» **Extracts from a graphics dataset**
:::

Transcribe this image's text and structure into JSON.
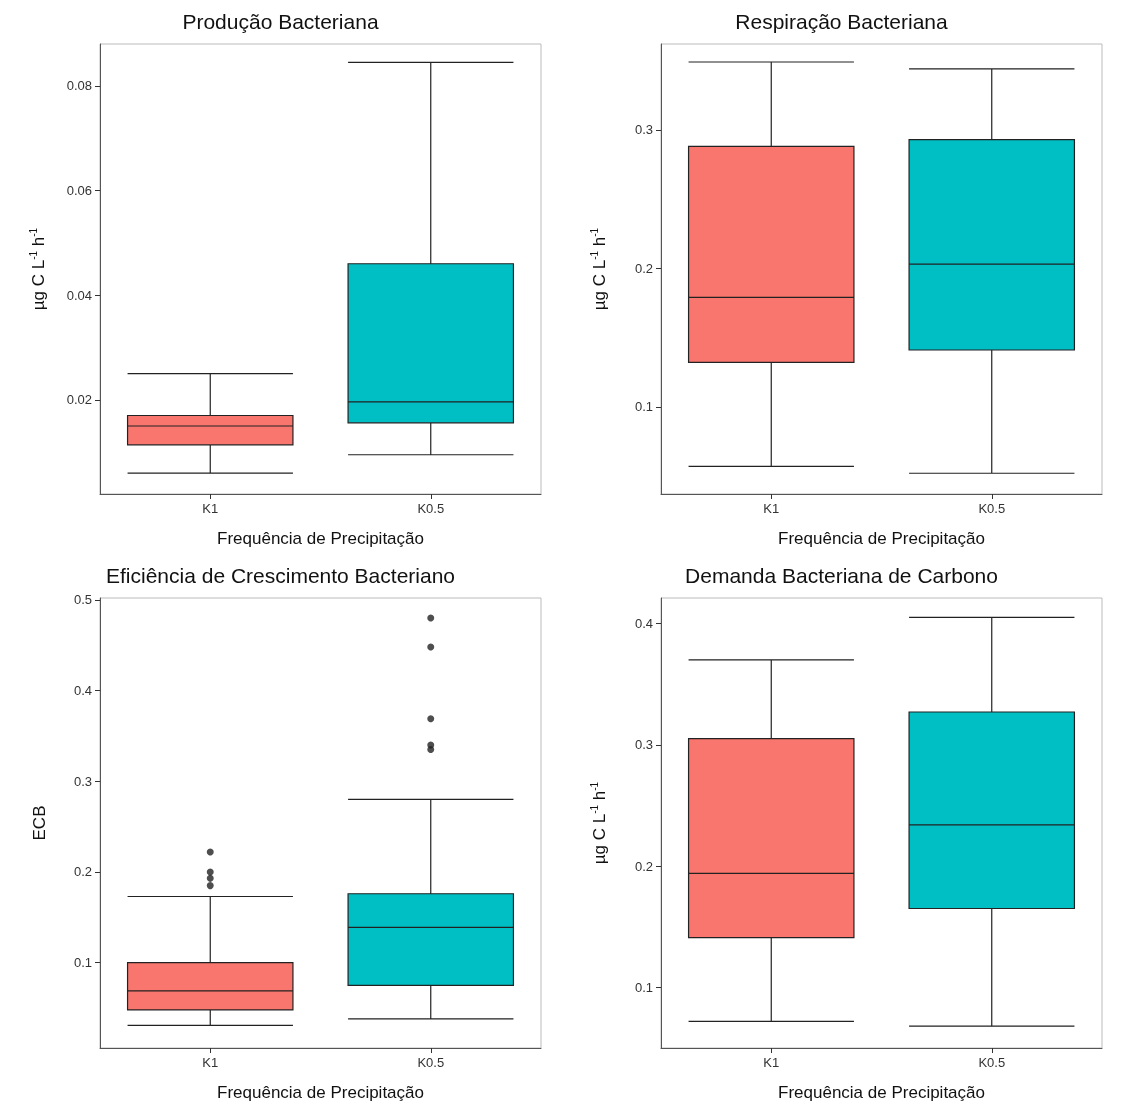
{
  "chart_data": [
    {
      "type": "box",
      "title": "Produção Bacteriana",
      "xlabel": "Frequência de Precipitação",
      "ylabel": "µg C L$^{-1}$ h$^{-1}$",
      "categories": [
        "K1",
        "K0.5"
      ],
      "colors": [
        "#f8766d",
        "#00bfc4"
      ],
      "boxes": [
        {
          "low": 0.006,
          "q1": 0.0114,
          "median": 0.015,
          "q3": 0.017,
          "high": 0.025
        },
        {
          "low": 0.0095,
          "q1": 0.0156,
          "median": 0.0196,
          "q3": 0.046,
          "high": 0.0845
        }
      ],
      "ylim": [
        0.002,
        0.088
      ],
      "yticks": [
        0.02,
        0.04,
        0.06,
        0.08
      ],
      "grid": false
    },
    {
      "type": "box",
      "title": "Respiração Bacteriana",
      "xlabel": "Frequência de Precipitação",
      "ylabel": "µg C L$^{-1}$ h$^{-1}$",
      "categories": [
        "K1",
        "K0.5"
      ],
      "colors": [
        "#f8766d",
        "#00bfc4"
      ],
      "boxes": [
        {
          "low": 0.057,
          "q1": 0.132,
          "median": 0.179,
          "q3": 0.288,
          "high": 0.349
        },
        {
          "low": 0.052,
          "q1": 0.141,
          "median": 0.203,
          "q3": 0.293,
          "high": 0.344
        }
      ],
      "ylim": [
        0.037,
        0.362
      ],
      "yticks": [
        0.1,
        0.2,
        0.3
      ],
      "grid": false
    },
    {
      "type": "box",
      "title": "Eficiência de Crescimento Bacteriano",
      "xlabel": "Frequência de Precipitação",
      "ylabel": "ECB",
      "categories": [
        "K1",
        "K0.5"
      ],
      "colors": [
        "#f8766d",
        "#00bfc4"
      ],
      "boxes": [
        {
          "low": 0.031,
          "q1": 0.048,
          "median": 0.069,
          "q3": 0.1,
          "high": 0.173,
          "outliers": [
            0.185,
            0.193,
            0.2,
            0.222
          ]
        },
        {
          "low": 0.038,
          "q1": 0.075,
          "median": 0.139,
          "q3": 0.176,
          "high": 0.28,
          "outliers": [
            0.335,
            0.34,
            0.369,
            0.448,
            0.48
          ]
        }
      ],
      "ylim": [
        0.006,
        0.502
      ],
      "yticks": [
        0.1,
        0.2,
        0.3,
        0.4,
        0.5
      ],
      "grid": false
    },
    {
      "type": "box",
      "title": "Demanda Bacteriana de Carbono",
      "xlabel": "Frequência de Precipitação",
      "ylabel": "µg C L$^{-1}$ h$^{-1}$",
      "categories": [
        "K1",
        "K0.5"
      ],
      "colors": [
        "#f8766d",
        "#00bfc4"
      ],
      "boxes": [
        {
          "low": 0.072,
          "q1": 0.141,
          "median": 0.194,
          "q3": 0.305,
          "high": 0.37
        },
        {
          "low": 0.068,
          "q1": 0.165,
          "median": 0.234,
          "q3": 0.327,
          "high": 0.405
        }
      ],
      "ylim": [
        0.05,
        0.421
      ],
      "yticks": [
        0.1,
        0.2,
        0.3,
        0.4
      ],
      "grid": false
    }
  ]
}
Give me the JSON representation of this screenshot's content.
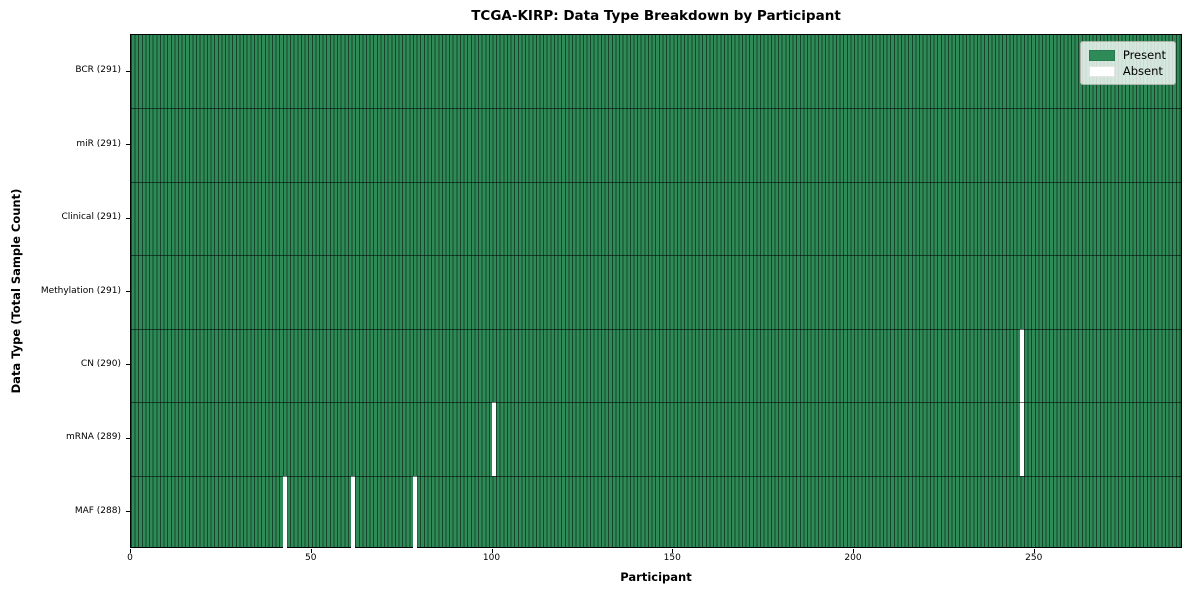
{
  "chart_data": {
    "type": "heatmap",
    "title": "TCGA-KIRP: Data Type Breakdown by Participant",
    "xlabel": "Participant",
    "ylabel": "Data Type (Total Sample Count)",
    "x_ticks": [
      0,
      50,
      100,
      150,
      200,
      250
    ],
    "x_range": [
      0,
      291
    ],
    "total_participants": 291,
    "grid": false,
    "rows": [
      {
        "label": "BCR (291)",
        "data_type": "BCR",
        "sample_count": 291,
        "absent_participants": []
      },
      {
        "label": "miR (291)",
        "data_type": "miR",
        "sample_count": 291,
        "absent_participants": []
      },
      {
        "label": "Clinical (291)",
        "data_type": "Clinical",
        "sample_count": 291,
        "absent_participants": []
      },
      {
        "label": "Methylation (291)",
        "data_type": "Methylation",
        "sample_count": 291,
        "absent_participants": []
      },
      {
        "label": "CN (290)",
        "data_type": "CN",
        "sample_count": 290,
        "absent_participants": [
          246
        ]
      },
      {
        "label": "mRNA (289)",
        "data_type": "mRNA",
        "sample_count": 289,
        "absent_participants": [
          100,
          246
        ]
      },
      {
        "label": "MAF (288)",
        "data_type": "MAF",
        "sample_count": 288,
        "absent_participants": [
          42,
          61,
          78
        ]
      }
    ],
    "legend": {
      "position": "upper right",
      "items": [
        {
          "label": "Present",
          "color": "#2e8b57"
        },
        {
          "label": "Absent",
          "color": "#ffffff"
        }
      ]
    },
    "colors": {
      "present": "#2e8b57",
      "absent": "#ffffff"
    }
  }
}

:::

» **PROMPT**
Show every line in the records above that contains the word "title".

» **RESULT OF THIS EXERCISE**
      "title": "Produção Bacteriana",
      "title": "Respiração Bacteriana",
      "title": "Eficiência de Crescimento Bacteriano",
      "title": "Demanda Bacteriana de Carbono",
    "title": "TCGA-KIRP: Data Type Breakdown by Participant",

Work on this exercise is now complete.